··· Excerpted records

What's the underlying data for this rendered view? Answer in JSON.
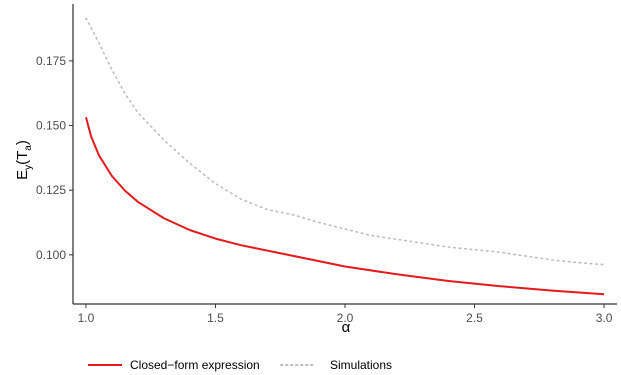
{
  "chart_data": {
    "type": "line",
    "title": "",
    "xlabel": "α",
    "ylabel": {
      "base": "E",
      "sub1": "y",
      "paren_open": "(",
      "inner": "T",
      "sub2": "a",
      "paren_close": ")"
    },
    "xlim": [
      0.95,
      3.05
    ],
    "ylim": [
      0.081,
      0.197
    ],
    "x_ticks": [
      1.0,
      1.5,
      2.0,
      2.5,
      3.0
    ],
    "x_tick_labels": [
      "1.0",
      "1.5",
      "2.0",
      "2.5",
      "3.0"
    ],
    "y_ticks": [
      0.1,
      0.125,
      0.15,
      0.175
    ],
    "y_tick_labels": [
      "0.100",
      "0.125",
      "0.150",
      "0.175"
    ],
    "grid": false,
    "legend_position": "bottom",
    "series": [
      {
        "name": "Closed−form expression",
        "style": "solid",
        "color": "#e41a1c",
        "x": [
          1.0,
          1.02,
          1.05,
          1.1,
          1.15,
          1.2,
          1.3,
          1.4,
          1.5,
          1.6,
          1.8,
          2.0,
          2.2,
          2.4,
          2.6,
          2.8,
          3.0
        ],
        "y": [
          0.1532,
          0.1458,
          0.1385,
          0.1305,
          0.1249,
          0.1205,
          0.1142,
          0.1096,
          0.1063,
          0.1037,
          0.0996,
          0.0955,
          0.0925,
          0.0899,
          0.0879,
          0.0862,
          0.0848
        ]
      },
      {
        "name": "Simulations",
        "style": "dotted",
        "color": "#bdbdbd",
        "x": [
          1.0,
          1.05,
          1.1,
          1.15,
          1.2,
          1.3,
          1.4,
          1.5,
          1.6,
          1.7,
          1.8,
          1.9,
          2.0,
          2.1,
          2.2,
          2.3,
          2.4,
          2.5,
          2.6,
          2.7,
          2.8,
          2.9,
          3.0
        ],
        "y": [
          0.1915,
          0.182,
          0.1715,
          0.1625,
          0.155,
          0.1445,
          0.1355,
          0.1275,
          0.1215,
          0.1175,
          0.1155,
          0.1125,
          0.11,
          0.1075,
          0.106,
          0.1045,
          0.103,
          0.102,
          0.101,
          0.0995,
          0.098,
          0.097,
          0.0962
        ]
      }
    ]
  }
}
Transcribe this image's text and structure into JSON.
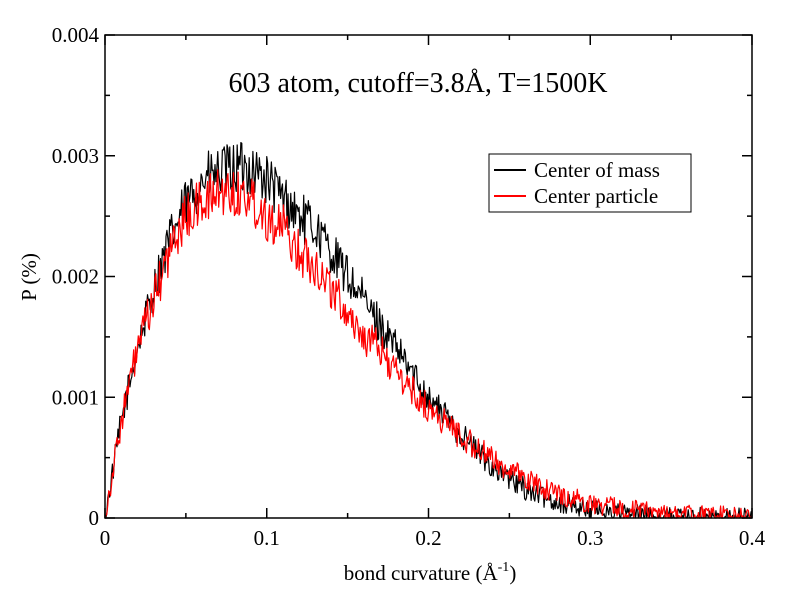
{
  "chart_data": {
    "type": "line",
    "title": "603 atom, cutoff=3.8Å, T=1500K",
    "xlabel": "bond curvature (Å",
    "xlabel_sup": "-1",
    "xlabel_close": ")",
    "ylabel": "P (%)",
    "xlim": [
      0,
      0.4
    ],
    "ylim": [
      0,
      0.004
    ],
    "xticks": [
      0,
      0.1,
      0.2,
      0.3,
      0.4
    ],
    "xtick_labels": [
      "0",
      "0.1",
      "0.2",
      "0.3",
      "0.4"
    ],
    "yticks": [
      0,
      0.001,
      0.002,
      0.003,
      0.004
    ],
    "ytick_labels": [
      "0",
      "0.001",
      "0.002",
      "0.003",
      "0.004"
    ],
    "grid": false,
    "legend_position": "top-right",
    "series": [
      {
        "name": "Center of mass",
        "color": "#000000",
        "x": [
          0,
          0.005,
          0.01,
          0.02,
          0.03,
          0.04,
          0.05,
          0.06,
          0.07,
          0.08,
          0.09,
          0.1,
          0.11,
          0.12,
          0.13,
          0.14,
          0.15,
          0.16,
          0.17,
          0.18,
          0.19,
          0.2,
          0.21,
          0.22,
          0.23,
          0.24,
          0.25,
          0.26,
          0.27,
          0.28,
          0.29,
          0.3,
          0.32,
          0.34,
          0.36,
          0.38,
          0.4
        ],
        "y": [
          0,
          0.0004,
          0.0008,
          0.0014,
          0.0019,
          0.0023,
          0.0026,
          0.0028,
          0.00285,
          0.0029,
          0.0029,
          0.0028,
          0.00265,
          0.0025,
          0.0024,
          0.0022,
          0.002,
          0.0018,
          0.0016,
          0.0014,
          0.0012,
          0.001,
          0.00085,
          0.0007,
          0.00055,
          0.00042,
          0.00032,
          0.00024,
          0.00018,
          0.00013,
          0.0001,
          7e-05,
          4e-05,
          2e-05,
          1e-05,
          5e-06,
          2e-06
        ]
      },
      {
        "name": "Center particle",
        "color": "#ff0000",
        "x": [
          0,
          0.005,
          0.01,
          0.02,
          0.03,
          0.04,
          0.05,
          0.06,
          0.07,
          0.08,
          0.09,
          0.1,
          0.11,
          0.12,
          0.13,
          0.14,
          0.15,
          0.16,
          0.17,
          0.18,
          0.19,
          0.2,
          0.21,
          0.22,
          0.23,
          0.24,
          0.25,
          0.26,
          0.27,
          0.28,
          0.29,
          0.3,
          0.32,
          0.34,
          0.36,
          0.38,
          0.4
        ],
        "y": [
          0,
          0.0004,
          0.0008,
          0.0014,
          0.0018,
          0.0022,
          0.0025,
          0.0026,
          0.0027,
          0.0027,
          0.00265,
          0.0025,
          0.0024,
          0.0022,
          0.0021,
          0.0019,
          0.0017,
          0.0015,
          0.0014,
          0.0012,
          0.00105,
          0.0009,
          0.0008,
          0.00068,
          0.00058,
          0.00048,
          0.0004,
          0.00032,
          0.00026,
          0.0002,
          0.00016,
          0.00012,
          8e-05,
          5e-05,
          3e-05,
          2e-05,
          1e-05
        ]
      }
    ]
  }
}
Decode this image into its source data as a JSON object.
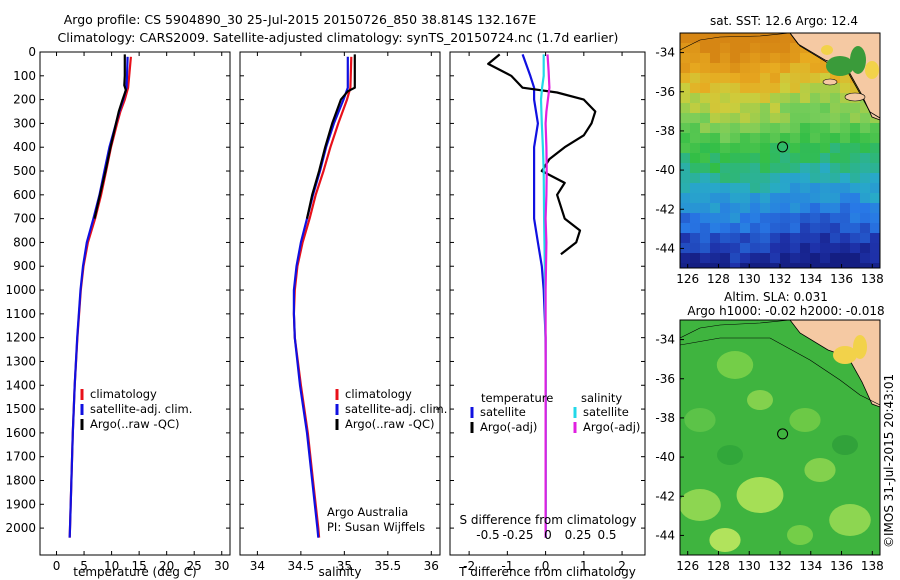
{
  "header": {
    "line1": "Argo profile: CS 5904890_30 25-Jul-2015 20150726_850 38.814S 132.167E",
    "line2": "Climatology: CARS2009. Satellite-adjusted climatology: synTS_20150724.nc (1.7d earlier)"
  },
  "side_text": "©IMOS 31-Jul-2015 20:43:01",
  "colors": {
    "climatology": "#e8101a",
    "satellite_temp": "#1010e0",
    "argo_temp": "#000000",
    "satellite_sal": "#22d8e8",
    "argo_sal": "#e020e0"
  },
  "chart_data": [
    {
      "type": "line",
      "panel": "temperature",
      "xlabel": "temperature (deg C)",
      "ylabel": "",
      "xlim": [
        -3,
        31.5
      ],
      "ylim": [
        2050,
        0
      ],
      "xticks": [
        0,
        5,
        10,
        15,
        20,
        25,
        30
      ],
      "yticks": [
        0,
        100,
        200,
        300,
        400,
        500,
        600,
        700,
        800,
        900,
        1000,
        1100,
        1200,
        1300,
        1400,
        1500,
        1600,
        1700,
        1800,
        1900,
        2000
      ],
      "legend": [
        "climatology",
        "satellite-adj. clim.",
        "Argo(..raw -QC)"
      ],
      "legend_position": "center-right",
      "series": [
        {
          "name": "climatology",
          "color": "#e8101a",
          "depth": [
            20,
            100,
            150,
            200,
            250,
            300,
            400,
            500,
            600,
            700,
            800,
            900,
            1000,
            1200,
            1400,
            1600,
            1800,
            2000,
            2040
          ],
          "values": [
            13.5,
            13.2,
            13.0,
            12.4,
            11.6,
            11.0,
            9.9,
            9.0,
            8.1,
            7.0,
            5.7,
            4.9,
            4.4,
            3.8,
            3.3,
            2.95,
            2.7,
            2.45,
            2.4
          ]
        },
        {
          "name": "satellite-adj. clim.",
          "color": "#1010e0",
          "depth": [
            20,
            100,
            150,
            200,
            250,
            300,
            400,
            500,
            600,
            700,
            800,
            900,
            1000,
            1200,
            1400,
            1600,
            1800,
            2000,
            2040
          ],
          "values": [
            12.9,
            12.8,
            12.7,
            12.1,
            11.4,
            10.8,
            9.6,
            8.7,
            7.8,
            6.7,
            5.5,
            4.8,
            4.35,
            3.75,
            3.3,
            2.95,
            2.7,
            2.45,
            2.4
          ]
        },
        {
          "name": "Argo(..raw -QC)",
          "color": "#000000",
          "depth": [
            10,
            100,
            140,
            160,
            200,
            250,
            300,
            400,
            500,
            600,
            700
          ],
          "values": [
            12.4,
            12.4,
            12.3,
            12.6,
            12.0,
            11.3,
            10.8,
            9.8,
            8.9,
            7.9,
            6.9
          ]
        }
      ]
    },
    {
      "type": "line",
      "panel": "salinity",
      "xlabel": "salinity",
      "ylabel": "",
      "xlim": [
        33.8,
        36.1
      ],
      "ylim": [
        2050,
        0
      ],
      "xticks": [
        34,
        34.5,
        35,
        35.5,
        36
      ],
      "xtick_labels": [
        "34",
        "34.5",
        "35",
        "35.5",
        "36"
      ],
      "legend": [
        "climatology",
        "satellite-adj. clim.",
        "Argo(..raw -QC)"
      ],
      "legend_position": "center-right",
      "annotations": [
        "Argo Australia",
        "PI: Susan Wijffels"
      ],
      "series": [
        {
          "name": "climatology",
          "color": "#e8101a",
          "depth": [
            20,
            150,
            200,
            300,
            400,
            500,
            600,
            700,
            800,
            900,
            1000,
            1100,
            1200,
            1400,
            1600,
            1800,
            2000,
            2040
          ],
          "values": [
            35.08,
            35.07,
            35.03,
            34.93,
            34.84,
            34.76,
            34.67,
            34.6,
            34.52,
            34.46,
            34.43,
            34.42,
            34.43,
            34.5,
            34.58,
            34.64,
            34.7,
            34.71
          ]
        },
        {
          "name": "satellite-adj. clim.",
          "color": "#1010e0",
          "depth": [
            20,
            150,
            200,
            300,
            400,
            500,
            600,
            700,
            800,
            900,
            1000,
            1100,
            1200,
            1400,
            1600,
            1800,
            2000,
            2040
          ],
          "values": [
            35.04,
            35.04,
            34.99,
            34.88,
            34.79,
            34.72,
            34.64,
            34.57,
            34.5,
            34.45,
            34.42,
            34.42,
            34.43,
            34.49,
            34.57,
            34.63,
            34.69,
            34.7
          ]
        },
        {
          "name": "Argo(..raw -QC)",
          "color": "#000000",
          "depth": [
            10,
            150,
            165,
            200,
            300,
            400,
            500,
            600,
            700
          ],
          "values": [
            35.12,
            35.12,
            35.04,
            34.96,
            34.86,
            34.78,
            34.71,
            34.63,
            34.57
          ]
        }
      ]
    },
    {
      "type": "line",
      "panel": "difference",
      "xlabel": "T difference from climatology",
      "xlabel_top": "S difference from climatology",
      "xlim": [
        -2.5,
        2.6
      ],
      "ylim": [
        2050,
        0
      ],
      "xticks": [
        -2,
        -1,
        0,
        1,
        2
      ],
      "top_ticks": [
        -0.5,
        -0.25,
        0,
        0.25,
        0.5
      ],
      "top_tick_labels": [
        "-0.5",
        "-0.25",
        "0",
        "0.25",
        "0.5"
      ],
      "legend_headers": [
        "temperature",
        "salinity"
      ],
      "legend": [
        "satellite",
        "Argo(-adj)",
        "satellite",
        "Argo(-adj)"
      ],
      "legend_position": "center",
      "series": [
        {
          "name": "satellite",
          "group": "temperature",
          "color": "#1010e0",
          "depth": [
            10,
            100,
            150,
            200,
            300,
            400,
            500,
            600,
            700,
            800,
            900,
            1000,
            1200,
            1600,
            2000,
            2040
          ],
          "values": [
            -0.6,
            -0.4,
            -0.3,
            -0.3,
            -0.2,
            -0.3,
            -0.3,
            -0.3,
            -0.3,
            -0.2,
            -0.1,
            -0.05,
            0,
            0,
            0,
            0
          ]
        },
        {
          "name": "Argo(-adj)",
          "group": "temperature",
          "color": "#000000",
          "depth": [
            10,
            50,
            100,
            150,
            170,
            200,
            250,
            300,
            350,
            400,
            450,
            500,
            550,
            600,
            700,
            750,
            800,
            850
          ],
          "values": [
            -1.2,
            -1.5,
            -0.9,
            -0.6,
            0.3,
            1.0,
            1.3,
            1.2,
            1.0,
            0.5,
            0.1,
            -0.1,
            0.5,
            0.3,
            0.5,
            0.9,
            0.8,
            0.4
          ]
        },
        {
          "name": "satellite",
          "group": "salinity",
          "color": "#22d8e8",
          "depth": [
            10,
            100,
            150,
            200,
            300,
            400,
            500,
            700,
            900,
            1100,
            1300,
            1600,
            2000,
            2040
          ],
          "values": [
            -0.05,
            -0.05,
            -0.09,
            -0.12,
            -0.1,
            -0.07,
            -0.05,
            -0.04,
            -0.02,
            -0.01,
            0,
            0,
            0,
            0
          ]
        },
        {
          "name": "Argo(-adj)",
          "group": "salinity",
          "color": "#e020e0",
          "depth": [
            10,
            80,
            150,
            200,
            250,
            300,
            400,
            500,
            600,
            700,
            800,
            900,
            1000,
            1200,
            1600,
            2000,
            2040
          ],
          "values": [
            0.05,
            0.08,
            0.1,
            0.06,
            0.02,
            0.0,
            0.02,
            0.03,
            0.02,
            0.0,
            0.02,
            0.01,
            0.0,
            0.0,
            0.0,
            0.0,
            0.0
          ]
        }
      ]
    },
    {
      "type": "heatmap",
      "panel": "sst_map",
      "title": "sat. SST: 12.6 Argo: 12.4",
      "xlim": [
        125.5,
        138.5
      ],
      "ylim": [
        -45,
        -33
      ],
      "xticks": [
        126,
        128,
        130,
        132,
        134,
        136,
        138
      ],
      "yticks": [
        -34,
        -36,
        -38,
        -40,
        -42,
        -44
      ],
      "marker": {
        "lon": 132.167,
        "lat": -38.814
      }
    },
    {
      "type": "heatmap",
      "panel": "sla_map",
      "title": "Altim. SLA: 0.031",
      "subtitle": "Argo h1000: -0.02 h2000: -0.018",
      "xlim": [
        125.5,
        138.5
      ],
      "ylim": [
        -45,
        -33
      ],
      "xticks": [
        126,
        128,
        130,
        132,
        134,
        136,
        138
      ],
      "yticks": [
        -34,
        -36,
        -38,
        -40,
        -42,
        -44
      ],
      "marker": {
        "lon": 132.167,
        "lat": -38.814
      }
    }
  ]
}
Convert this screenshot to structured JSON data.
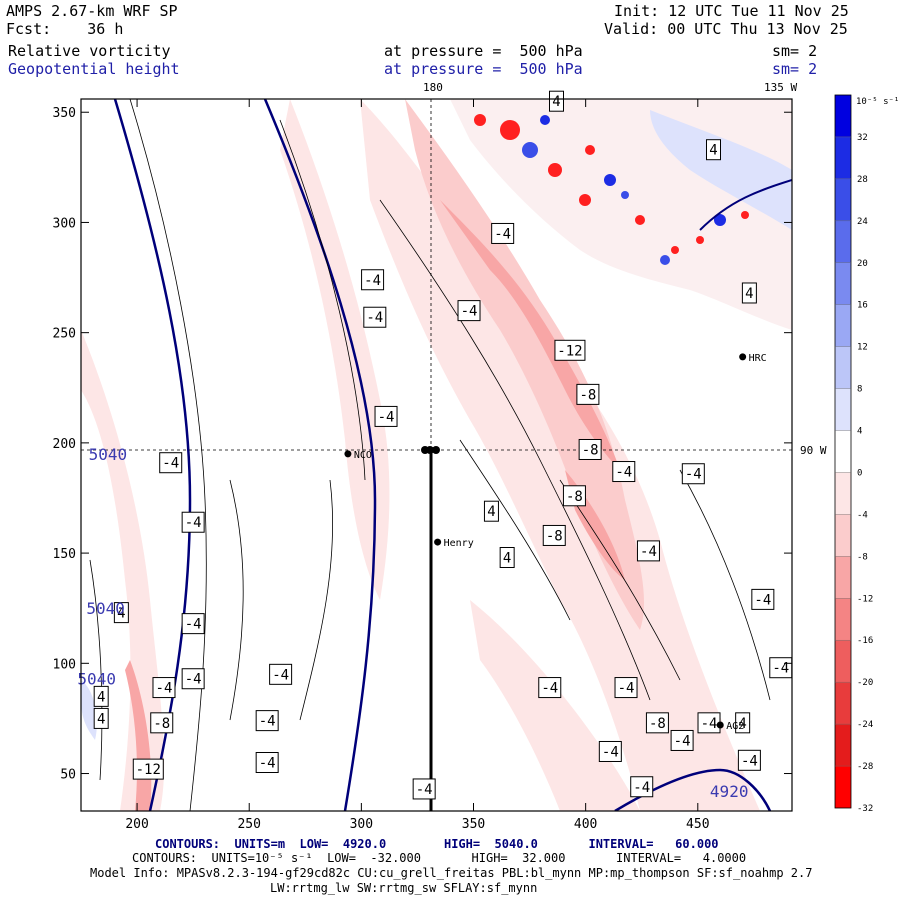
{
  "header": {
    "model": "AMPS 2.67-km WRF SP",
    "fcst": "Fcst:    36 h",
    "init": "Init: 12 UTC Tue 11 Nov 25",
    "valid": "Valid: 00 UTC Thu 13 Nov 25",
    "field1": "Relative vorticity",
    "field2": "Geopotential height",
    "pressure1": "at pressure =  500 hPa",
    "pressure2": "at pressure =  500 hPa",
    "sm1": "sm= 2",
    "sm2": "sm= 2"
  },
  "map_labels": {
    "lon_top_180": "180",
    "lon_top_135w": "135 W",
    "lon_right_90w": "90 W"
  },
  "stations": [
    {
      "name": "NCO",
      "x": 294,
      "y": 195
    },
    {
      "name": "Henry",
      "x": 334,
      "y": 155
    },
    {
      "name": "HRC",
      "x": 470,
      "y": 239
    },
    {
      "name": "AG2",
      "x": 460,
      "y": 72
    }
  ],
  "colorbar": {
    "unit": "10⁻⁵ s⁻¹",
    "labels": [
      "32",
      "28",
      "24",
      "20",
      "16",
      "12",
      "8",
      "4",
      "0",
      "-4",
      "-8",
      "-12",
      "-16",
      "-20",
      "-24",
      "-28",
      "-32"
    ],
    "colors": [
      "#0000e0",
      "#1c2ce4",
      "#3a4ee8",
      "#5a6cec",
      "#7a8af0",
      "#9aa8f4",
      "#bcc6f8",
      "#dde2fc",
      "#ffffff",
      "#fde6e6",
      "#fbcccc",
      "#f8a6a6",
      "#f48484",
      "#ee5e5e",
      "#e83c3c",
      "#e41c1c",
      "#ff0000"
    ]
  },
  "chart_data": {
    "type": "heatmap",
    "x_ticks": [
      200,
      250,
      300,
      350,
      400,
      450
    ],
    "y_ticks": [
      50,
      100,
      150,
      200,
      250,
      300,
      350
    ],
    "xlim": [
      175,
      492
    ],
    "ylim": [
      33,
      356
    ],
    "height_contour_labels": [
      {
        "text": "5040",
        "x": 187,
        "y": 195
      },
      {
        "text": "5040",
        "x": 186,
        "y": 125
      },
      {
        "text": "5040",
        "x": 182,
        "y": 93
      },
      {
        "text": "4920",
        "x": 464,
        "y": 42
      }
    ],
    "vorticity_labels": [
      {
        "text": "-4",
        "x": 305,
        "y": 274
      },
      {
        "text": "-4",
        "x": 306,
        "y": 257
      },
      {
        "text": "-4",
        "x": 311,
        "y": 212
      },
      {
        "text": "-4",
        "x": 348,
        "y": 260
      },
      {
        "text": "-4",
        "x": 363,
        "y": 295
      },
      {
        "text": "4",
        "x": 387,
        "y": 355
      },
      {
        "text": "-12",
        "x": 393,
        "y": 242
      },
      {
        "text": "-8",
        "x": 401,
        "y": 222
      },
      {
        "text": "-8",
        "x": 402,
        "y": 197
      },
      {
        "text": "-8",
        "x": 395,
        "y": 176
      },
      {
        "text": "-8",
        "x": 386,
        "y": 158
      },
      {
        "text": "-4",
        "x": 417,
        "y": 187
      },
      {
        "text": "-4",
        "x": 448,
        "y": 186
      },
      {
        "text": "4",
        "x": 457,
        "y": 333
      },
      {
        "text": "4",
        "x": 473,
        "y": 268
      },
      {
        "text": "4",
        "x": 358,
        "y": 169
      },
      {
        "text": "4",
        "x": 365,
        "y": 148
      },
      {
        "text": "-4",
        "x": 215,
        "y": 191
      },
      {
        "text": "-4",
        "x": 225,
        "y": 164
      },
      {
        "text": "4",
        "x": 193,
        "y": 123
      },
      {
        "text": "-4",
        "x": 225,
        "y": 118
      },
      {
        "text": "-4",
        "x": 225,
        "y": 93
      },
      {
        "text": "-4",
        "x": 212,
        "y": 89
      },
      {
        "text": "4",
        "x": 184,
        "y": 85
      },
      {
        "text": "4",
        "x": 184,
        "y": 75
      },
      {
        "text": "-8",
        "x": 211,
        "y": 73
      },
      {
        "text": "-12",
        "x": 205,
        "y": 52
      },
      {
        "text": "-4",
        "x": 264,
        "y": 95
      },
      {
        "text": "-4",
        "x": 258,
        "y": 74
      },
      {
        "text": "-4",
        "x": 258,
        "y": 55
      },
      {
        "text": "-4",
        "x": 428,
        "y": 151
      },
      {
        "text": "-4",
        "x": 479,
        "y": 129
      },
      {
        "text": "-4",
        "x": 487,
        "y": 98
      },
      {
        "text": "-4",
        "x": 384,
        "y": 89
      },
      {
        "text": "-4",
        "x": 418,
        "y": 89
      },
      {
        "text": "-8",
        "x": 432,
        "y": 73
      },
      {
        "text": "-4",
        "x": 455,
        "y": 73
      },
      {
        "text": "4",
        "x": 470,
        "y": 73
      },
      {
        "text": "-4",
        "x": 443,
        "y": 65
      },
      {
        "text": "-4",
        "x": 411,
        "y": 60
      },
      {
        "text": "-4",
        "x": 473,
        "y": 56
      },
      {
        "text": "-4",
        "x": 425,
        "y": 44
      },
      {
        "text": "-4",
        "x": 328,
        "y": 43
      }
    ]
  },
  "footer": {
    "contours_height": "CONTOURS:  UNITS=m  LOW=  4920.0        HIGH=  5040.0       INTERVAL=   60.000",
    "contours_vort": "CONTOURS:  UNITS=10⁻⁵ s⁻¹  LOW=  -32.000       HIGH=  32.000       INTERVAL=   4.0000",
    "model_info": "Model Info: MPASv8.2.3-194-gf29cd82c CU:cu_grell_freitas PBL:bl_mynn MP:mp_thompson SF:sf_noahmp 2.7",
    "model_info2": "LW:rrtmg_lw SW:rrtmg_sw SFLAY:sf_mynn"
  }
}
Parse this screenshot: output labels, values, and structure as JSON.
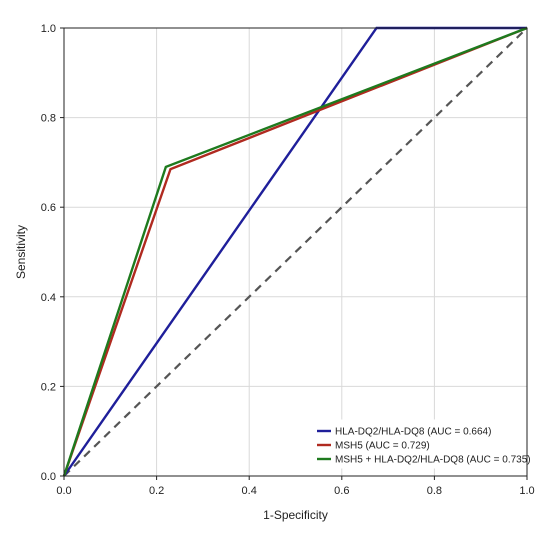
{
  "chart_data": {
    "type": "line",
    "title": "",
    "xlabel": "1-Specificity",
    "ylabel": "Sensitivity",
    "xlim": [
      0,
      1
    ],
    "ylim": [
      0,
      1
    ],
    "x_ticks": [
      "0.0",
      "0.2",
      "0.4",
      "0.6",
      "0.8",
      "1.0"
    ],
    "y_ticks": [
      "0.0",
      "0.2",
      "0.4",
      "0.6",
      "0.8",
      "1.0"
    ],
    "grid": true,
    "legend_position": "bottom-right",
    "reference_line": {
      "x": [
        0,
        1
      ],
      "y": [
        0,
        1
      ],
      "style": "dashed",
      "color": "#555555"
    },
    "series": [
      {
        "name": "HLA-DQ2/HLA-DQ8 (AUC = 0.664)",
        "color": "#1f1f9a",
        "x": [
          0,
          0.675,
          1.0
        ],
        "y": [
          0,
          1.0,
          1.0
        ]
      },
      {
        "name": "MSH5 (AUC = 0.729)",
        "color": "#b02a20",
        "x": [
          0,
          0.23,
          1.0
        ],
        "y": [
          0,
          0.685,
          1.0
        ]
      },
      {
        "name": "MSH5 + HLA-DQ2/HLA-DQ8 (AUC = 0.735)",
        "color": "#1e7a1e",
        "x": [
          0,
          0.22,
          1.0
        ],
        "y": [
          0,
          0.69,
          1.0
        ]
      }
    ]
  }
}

······

## Written problem
Copy out every line of the listing that contains the string "INTERVAL".

## Exercise response
    "contours_height": "CONTOURS:  UNITS=m  LOW=  4920.0        HIGH=  5040.0       INTERVAL=   60.000",
    "contours_vort": "CONTOURS:  UNITS=10⁻⁵ s⁻¹  LOW=  -32.000       HIGH=  32.000       INTERVAL=   4.0000",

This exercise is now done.